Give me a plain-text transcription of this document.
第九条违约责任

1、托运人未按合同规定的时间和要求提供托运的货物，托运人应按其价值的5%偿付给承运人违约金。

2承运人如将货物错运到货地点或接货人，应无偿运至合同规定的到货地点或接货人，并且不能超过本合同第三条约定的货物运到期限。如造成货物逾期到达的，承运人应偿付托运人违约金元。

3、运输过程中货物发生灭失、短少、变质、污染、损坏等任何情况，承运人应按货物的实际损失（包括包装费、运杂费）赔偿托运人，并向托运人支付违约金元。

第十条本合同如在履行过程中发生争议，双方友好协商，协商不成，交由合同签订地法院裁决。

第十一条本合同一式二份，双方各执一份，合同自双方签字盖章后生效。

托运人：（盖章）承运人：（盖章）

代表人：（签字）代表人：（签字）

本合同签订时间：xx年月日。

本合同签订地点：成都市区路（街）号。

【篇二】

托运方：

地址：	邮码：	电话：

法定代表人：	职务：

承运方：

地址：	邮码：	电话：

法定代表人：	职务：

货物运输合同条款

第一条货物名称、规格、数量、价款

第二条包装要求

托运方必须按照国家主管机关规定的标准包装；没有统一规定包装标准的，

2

### Brief
Return all of the above records exactly, leaving no line out.

### Solution to the problem
Give me a plain-text transcription of this document.
第九条违约责任

1、托运人未按合同规定的时间和要求提供托运的货物，托运人应按其价值的5%偿付给承运人违约金。

2承运人如将货物错运到货地点或接货人，应无偿运至合同规定的到货地点或接货人，并且不能超过本合同第三条约定的货物运到期限。如造成货物逾期到达的，承运人应偿付托运人违约金元。

3、运输过程中货物发生灭失、短少、变质、污染、损坏等任何情况，承运人应按货物的实际损失（包括包装费、运杂费）赔偿托运人，并向托运人支付违约金元。

第十条本合同如在履行过程中发生争议，双方友好协商，协商不成，交由合同签订地法院裁决。

第十一条本合同一式二份，双方各执一份，合同自双方签字盖章后生效。

托运人：（盖章）承运人：（盖章）

代表人：（签字）代表人：（签字）

本合同签订时间：xx年月日。

本合同签订地点：成都市区路（街）号。

【篇二】

托运方：

地址：	邮码：	电话：

法定代表人：	职务：

承运方：

地址：	邮码：	电话：

法定代表人：	职务：

货物运输合同条款

第一条货物名称、规格、数量、价款

第二条包装要求

托运方必须按照国家主管机关规定的标准包装；没有统一规定包装标准的，

2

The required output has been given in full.